• [Written problem] Exclude the pictures and retype the entries as written.
───── Information given
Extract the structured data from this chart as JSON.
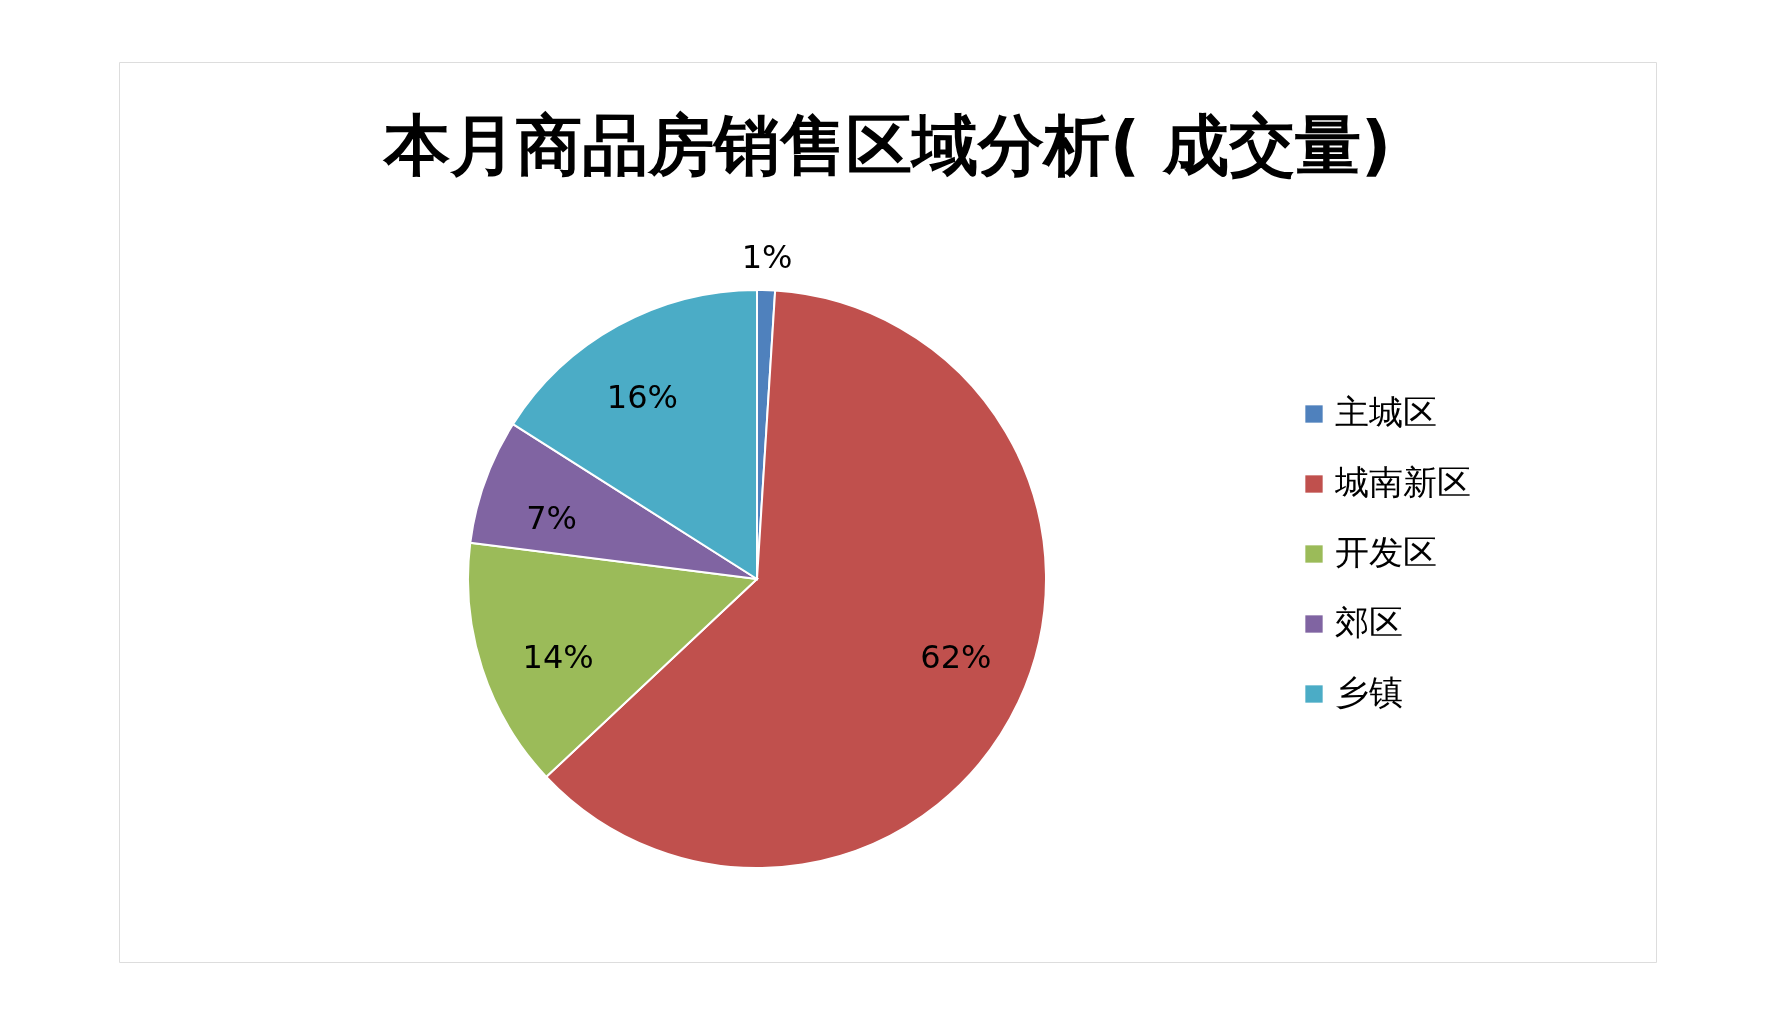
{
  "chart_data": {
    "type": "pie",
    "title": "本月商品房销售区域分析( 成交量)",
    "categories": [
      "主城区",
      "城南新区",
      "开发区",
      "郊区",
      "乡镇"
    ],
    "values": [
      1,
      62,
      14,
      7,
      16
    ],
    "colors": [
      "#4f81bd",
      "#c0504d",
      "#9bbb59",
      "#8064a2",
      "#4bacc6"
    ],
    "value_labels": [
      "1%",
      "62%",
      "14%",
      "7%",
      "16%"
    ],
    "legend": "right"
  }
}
──────────
• [Worked answer]
Extract the structured data from this chart as JSON.
{
  "chart_data": {
    "type": "pie",
    "title": "本月商品房销售区域分析( 成交量)",
    "categories": [
      "主城区",
      "城南新区",
      "开发区",
      "郊区",
      "乡镇"
    ],
    "values": [
      1,
      62,
      14,
      7,
      16
    ],
    "colors": [
      "#4f81bd",
      "#c0504d",
      "#9bbb59",
      "#8064a2",
      "#4bacc6"
    ],
    "value_labels": [
      "1%",
      "62%",
      "14%",
      "7%",
      "16%"
    ],
    "legend": "right"
  }
}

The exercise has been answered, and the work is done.